Find the word "Accounts" in the listing; pull out each line holding it.

RECORDED INFORMATION:
##############################

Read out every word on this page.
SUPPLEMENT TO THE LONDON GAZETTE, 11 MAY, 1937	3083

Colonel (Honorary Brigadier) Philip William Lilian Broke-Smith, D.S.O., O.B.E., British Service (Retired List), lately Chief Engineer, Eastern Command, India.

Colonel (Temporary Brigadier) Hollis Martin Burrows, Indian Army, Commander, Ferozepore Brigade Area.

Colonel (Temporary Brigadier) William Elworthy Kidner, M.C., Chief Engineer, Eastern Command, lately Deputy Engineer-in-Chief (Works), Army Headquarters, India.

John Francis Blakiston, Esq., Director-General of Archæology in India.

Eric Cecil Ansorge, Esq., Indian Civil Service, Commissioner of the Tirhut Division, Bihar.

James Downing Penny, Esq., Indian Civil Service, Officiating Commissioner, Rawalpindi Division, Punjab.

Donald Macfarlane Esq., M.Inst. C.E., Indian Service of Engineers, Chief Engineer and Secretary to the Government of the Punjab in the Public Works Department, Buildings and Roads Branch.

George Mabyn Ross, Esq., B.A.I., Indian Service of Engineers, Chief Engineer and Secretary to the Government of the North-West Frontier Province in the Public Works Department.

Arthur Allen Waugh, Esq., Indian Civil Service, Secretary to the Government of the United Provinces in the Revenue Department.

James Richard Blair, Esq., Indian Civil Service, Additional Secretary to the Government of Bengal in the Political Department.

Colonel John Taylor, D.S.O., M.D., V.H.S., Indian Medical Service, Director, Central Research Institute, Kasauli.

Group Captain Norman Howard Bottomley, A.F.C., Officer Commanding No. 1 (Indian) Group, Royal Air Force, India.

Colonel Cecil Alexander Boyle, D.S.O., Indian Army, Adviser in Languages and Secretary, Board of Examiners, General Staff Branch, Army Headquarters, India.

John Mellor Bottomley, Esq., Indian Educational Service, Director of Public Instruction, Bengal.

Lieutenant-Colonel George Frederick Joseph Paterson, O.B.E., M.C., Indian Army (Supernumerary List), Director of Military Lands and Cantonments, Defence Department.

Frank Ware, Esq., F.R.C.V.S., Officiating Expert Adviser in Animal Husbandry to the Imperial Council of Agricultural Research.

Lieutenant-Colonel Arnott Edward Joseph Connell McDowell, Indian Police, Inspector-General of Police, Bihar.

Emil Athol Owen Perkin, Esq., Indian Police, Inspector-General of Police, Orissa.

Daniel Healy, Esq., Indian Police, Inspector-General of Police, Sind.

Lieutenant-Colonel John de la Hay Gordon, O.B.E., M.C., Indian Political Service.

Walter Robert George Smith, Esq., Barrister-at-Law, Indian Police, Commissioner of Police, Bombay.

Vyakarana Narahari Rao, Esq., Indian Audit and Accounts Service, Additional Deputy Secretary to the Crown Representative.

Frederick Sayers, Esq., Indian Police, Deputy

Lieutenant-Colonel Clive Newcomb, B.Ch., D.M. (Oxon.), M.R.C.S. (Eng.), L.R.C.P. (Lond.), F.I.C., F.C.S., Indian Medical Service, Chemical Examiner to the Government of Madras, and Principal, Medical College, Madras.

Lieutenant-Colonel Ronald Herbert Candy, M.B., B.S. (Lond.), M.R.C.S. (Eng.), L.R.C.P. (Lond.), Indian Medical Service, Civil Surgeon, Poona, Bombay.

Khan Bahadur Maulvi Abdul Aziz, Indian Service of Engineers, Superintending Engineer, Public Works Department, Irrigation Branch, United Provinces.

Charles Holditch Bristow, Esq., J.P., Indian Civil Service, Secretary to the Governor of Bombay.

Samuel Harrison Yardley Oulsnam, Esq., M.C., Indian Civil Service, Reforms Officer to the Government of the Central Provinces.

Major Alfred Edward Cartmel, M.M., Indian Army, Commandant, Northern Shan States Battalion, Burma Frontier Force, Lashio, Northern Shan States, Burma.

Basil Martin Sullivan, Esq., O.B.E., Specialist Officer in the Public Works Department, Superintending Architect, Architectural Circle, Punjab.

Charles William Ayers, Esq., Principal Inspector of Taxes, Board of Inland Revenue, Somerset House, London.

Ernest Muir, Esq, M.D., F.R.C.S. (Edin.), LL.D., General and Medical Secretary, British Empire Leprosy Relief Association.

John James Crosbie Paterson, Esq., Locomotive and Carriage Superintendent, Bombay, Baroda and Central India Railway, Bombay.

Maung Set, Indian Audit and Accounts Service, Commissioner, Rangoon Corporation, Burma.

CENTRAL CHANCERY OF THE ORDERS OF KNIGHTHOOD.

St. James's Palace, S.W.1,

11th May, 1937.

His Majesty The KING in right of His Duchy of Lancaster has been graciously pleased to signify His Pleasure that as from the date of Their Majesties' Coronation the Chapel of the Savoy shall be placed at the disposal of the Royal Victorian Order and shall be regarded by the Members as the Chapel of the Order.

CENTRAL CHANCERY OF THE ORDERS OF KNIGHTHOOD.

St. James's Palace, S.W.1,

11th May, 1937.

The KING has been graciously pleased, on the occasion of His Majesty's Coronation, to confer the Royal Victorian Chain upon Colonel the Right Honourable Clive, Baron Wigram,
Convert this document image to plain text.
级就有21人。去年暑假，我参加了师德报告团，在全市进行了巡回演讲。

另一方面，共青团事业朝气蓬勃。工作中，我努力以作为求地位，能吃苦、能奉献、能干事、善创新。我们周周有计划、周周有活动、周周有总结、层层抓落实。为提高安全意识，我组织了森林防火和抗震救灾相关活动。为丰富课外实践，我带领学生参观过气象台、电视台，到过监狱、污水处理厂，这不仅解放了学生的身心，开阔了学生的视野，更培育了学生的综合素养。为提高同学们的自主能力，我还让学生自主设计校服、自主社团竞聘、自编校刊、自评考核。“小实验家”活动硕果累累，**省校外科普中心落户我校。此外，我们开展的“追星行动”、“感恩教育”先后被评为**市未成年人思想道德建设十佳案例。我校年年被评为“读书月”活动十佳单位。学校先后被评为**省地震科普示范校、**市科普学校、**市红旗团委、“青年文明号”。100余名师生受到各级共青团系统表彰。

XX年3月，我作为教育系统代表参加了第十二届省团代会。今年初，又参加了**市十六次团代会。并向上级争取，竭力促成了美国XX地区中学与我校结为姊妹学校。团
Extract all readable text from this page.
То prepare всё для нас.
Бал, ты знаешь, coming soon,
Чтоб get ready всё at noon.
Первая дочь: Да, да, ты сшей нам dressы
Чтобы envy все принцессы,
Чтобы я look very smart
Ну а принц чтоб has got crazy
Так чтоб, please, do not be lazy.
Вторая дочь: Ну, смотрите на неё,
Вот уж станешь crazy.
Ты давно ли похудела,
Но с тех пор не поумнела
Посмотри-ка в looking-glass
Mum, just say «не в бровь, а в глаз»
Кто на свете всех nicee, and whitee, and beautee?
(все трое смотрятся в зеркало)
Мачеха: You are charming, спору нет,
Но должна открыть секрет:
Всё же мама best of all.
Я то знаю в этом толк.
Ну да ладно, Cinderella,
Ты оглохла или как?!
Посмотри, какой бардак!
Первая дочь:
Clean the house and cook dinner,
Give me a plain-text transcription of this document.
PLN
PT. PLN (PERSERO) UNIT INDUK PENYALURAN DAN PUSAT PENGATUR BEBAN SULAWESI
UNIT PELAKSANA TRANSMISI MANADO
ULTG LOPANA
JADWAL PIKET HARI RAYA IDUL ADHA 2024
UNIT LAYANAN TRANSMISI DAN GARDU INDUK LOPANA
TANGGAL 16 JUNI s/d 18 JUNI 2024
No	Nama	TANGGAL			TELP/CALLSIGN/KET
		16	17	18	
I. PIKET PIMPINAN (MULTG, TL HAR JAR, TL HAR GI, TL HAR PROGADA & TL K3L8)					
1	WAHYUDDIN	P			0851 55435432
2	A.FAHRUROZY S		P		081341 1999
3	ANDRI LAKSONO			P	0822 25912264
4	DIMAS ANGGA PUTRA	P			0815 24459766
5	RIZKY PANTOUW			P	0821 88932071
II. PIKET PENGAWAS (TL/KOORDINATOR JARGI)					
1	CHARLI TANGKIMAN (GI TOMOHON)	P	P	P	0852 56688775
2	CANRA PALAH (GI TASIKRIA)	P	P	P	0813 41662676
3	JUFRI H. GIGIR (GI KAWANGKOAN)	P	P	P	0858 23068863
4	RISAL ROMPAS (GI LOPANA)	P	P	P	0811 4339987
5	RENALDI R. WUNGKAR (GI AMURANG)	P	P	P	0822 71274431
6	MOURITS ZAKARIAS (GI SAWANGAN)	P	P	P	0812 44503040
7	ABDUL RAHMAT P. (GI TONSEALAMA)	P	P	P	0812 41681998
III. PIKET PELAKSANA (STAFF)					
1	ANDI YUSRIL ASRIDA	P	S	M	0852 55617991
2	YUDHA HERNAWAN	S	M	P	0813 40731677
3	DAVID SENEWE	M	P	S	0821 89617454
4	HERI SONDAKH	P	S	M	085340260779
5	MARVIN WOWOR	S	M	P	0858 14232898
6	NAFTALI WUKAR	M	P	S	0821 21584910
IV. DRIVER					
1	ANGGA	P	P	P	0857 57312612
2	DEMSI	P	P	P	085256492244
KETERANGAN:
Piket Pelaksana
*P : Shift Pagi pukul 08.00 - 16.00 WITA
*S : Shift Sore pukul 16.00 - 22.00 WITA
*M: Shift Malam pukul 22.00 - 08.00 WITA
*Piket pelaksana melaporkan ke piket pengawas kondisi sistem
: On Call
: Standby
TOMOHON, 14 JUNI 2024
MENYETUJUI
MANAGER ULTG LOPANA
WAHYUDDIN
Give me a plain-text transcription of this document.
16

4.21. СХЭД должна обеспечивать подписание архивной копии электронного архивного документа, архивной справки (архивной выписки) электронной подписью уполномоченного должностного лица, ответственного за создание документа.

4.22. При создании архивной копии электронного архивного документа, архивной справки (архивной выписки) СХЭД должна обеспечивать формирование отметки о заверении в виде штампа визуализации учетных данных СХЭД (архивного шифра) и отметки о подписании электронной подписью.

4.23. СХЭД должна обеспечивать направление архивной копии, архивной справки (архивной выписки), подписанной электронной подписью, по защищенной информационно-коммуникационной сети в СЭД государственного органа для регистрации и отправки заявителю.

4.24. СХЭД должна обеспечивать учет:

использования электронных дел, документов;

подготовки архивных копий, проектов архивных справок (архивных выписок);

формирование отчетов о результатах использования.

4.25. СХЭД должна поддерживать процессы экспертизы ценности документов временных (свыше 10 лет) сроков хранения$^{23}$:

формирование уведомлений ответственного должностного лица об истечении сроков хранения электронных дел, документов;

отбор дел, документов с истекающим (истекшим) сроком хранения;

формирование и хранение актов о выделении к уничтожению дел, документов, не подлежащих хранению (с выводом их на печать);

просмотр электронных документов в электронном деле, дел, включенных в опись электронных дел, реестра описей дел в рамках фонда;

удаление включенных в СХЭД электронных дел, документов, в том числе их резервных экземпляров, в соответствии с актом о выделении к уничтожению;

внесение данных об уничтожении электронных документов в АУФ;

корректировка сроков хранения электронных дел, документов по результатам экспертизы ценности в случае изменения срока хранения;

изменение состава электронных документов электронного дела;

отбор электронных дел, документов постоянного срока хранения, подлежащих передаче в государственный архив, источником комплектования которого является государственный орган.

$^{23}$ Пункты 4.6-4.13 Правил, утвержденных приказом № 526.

##############################

FINAL RESULT:
Vyakarana Narahari Rao, Esq., Indian Audit and Accounts Service, Additional Deputy Secretary to the Crown Representative.
Maung Set, Indian Audit and Accounts Service, Commissioner, Rangoon Corporation, Burma.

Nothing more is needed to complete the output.